▸ **Aim**:
Leave every picture out and write out the records below exactly.

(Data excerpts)
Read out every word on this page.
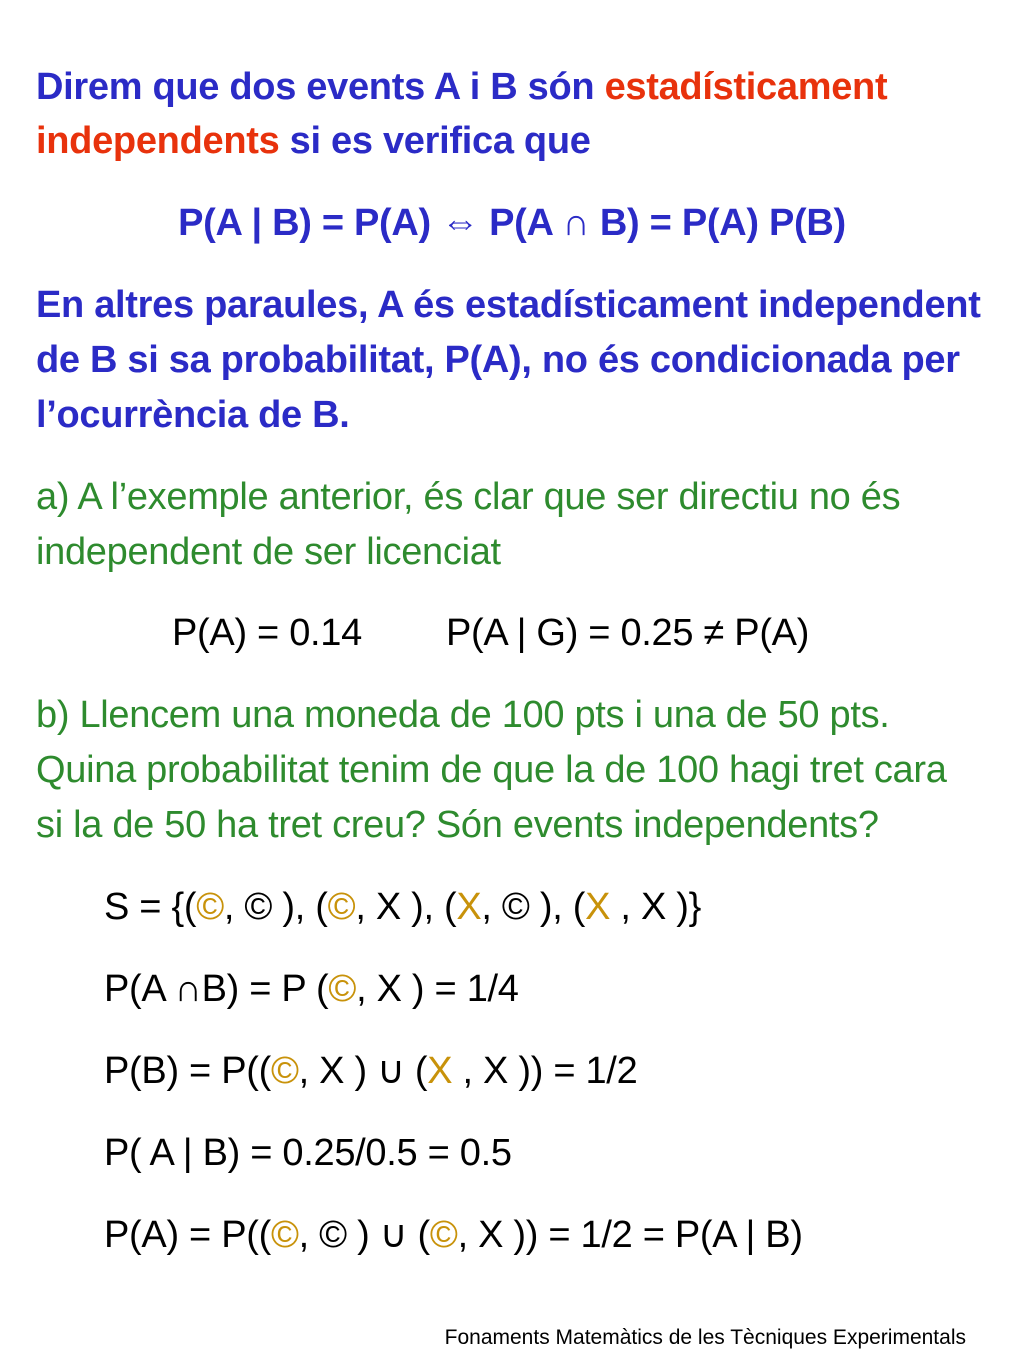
Direm que dos events A i B són estadísticament
independents si es verifica que
P(A | B) = P(A) ⇔ P(A ∩ B) = P(A) P(B)
En altres paraules, A és estadísticament independent
de B si sa probabilitat, P(A), no és condicionada per
l’ocurrència de B.
a) A l’exemple anterior, és clar que ser directiu no és
independent de ser licenciat
P(A) = 0.14	P(A | G) = 0.25 ≠ P(A)
b) Llencem una moneda de 100 pts i una de 50 pts.
Quina probabilitat tenim de que la de 100 hagi tret cara
si la de 50 ha tret creu? Són events independents?
S = {(©, © ), (©, X ), (X, © ), (X , X )}
P(A ∩B) = P (©, X ) = 1/4
P(B) = P((©, X ) ∪ (X , X )) = 1/2
P( A | B) = 0.25/0.5 = 0.5
P(A) = P((©, © ) ∪ (©, X )) = 1/2 = P(A | B)
Fonaments Matemàtics de les Tècniques Experimentals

▸ **Exercise solution**:
Read out every word on this page.
Direm que dos events A i B són estadísticament
independents si es verifica que
P(A | B) = P(A) ⇔ P(A ∩ B) = P(A) P(B)
En altres paraules, A és estadísticament independent
de B si sa probabilitat, P(A), no és condicionada per
l’ocurrència de B.
a) A l’exemple anterior, és clar que ser directiu no és
independent de ser licenciat
P(A) = 0.14	P(A | G) = 0.25 ≠ P(A)
b) Llencem una moneda de 100 pts i una de 50 pts.
Quina probabilitat tenim de que la de 100 hagi tret cara
si la de 50 ha tret creu? Són events independents?
S = {(©, © ), (©, X ), (X, © ), (X , X )}
P(A ∩B) = P (©, X ) = 1/4
P(B) = P((©, X ) ∪ (X , X )) = 1/2
P( A | B) = 0.25/0.5 = 0.5
P(A) = P((©, © ) ∪ (©, X )) = 1/2 = P(A | B)
Fonaments Matemàtics de les Tècniques Experimentals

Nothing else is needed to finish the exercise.